(Beginning of Data in this exercise)

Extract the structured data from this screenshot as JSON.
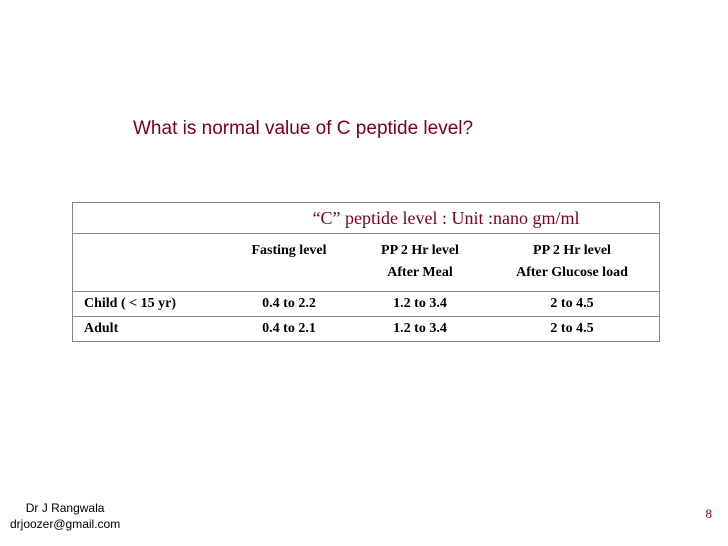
{
  "slide": {
    "title": "What is normal value of C peptide level?",
    "page_number": "8"
  },
  "table": {
    "caption": "“C” peptide level : Unit :nano gm/ml",
    "columns": [
      {
        "line1": "",
        "line2": ""
      },
      {
        "line1": "Fasting level",
        "line2": ""
      },
      {
        "line1": "PP 2 Hr level",
        "line2": "After Meal"
      },
      {
        "line1": "PP 2 Hr level",
        "line2": "After Glucose load"
      }
    ],
    "rows": [
      {
        "label": "Child ( < 15 yr)",
        "fasting": "0.4 to 2.2",
        "after_meal": "1.2 to 3.4",
        "after_glucose": "2 to 4.5"
      },
      {
        "label": "Adult",
        "fasting": "0.4 to 2.1",
        "after_meal": "1.2 to 3.4",
        "after_glucose": "2 to 4.5"
      }
    ]
  },
  "footer": {
    "author": "Dr J Rangwala",
    "email": "drjoozer@gmail.com"
  }
}
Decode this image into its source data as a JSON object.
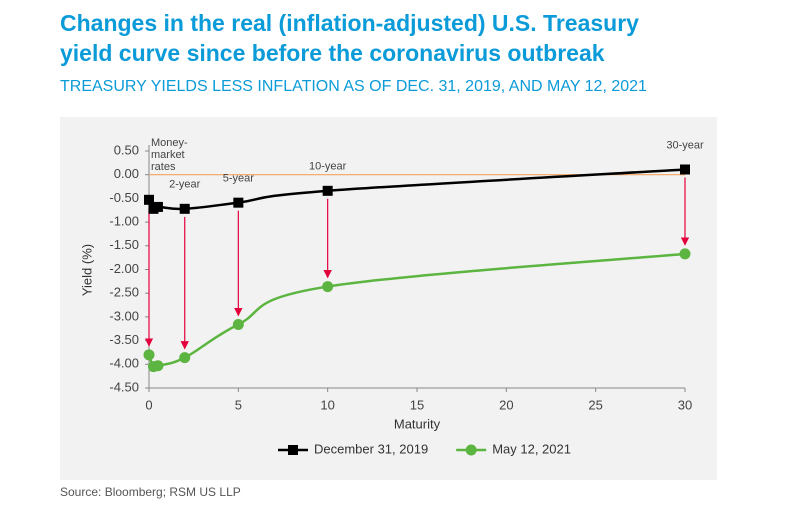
{
  "chart_data": {
    "type": "line",
    "title": [
      "Changes in the real (inflation-adjusted) U.S. Treasury",
      "yield curve since before the coronavirus outbreak"
    ],
    "subtitle": "TREASURY YIELDS LESS INFLATION AS OF DEC. 31, 2019, AND MAY 12, 2021",
    "x_label": "Maturity",
    "y_label": "Yield (%)",
    "source": "Source: Bloomberg; RSM US LLP",
    "x": [
      0,
      0.25,
      0.5,
      2,
      5,
      10,
      30
    ],
    "series": [
      {
        "name": "December 31, 2019",
        "color": "#000000",
        "marker": "square",
        "values": [
          -0.53,
          -0.72,
          -0.68,
          -0.72,
          -0.59,
          -0.34,
          0.11
        ]
      },
      {
        "name": "May 12, 2021",
        "color": "#5cb540",
        "marker": "circle",
        "values": [
          -3.8,
          -4.05,
          -4.03,
          -3.86,
          -3.16,
          -2.36,
          -1.67
        ]
      }
    ],
    "xlim": [
      0,
      30
    ],
    "xticks": [
      0,
      5,
      10,
      15,
      20,
      25,
      30
    ],
    "ylim": [
      -4.5,
      0.5
    ],
    "yticks": [
      {
        "value": 0.5,
        "label": "0.50"
      },
      {
        "value": 0,
        "label": "0.00"
      },
      {
        "value": -0.5,
        "label": "-0.50"
      },
      {
        "value": -1,
        "label": "-1.00"
      },
      {
        "value": -1.5,
        "label": "-1.50"
      },
      {
        "value": -2,
        "label": "-2.00"
      },
      {
        "value": -2.5,
        "label": "-2.50"
      },
      {
        "value": -3,
        "label": "-3.00"
      },
      {
        "value": -3.5,
        "label": "-3.50"
      },
      {
        "value": -4,
        "label": "-4.00"
      },
      {
        "value": -4.5,
        "label": "-4.50"
      }
    ],
    "reference_line": {
      "y": 0,
      "color": "#f4a460"
    },
    "arrow_color": "#e4003b",
    "annotations": [
      {
        "lines": [
          "Money-",
          "market",
          "rates"
        ],
        "x": 0
      },
      {
        "lines": [
          "2-year"
        ],
        "x": 2
      },
      {
        "lines": [
          "5-year"
        ],
        "x": 5
      },
      {
        "lines": [
          "10-year"
        ],
        "x": 10
      },
      {
        "lines": [
          "30-year"
        ],
        "x": 30
      }
    ],
    "grid": false,
    "legend": "bottom"
  }
}
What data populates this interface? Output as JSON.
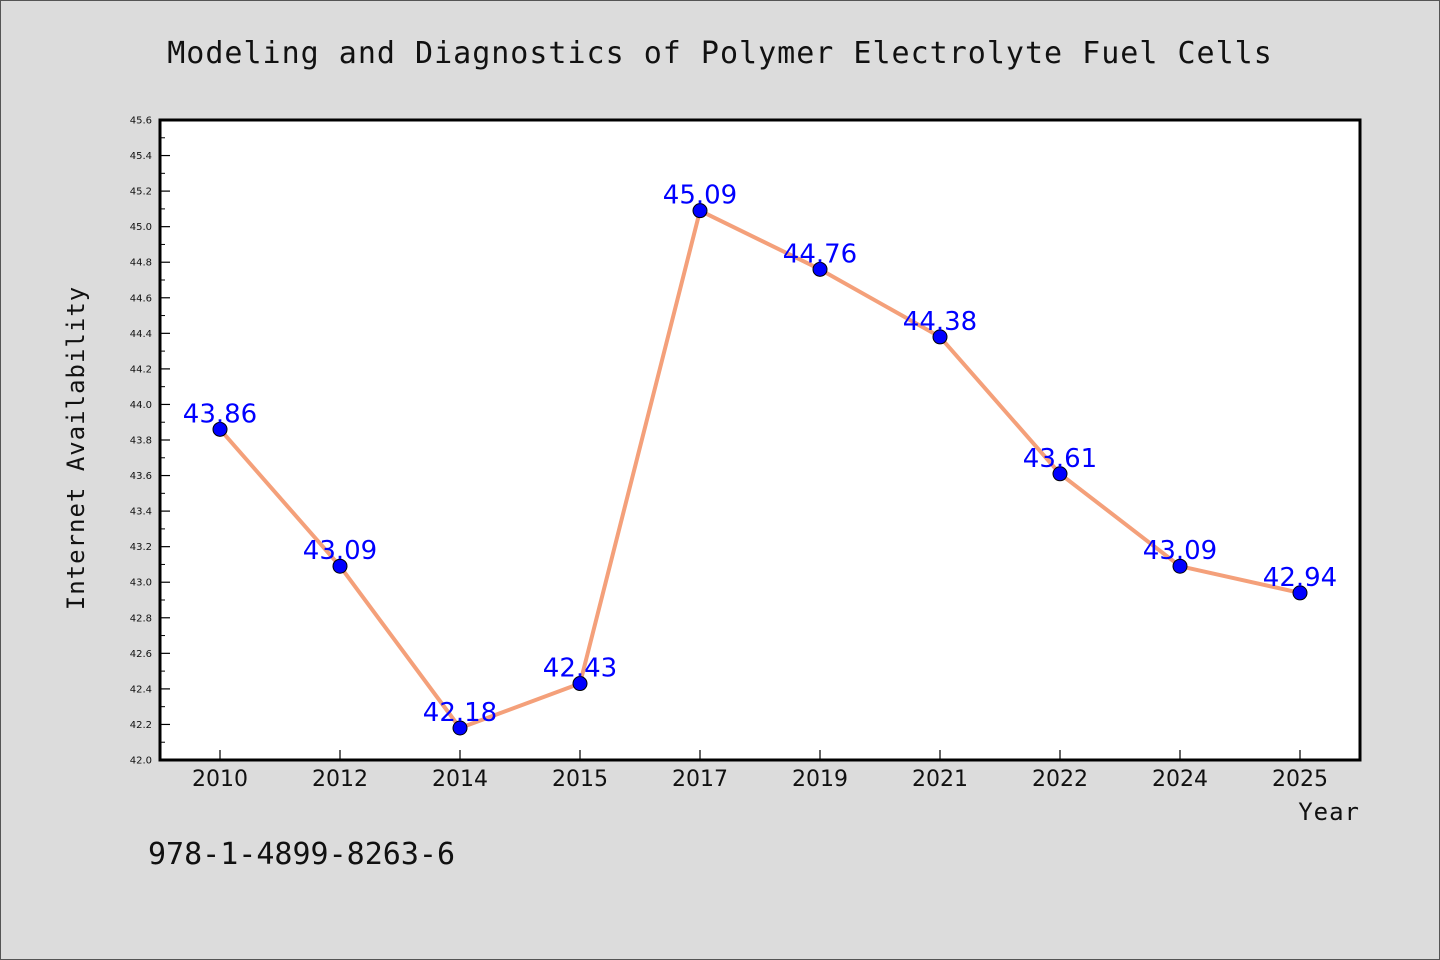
{
  "chart_data": {
    "type": "line",
    "title": "Modeling and Diagnostics of Polymer Electrolyte Fuel Cells",
    "xlabel": "Year",
    "ylabel": "Internet Availability",
    "categories": [
      "2010",
      "2012",
      "2014",
      "2015",
      "2017",
      "2019",
      "2021",
      "2022",
      "2024",
      "2025"
    ],
    "series": [
      {
        "values": [
          43.86,
          43.09,
          42.18,
          42.43,
          45.09,
          44.76,
          44.38,
          43.61,
          43.09,
          42.94
        ],
        "labels": [
          "43.86",
          "43.09",
          "42.18",
          "42.43",
          "45.09",
          "44.76",
          "44.38",
          "43.61",
          "43.09",
          "42.94"
        ],
        "line_color": "#f4a07a",
        "marker_color": "#0000ff"
      }
    ],
    "ylim": [
      42.0,
      45.6
    ],
    "yticks": [
      "42.0",
      "42.2",
      "42.4",
      "42.6",
      "42.8",
      "43.0",
      "43.2",
      "43.4",
      "43.6",
      "43.8",
      "44.0",
      "44.2",
      "44.4",
      "44.6",
      "44.8",
      "45.0",
      "45.2",
      "45.4",
      "45.6"
    ],
    "grid": false,
    "background": "#dcdcdc",
    "plot_background": "#ffffff"
  },
  "footer": {
    "isbn": "978-1-4899-8263-6"
  }
}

(End of Data in this exercise)

→ **Exercise details**: In the records above, find each line that holds the word "level"; copy all such lines.

→ **Exercise result**:
    "title": "What is normal value of C peptide level?",
    "caption": "“C” peptide level : Unit :nano gm/ml",
        "line1": "Fasting level",
        "line1": "PP 2 Hr level",
        "line1": "PP 2 Hr level",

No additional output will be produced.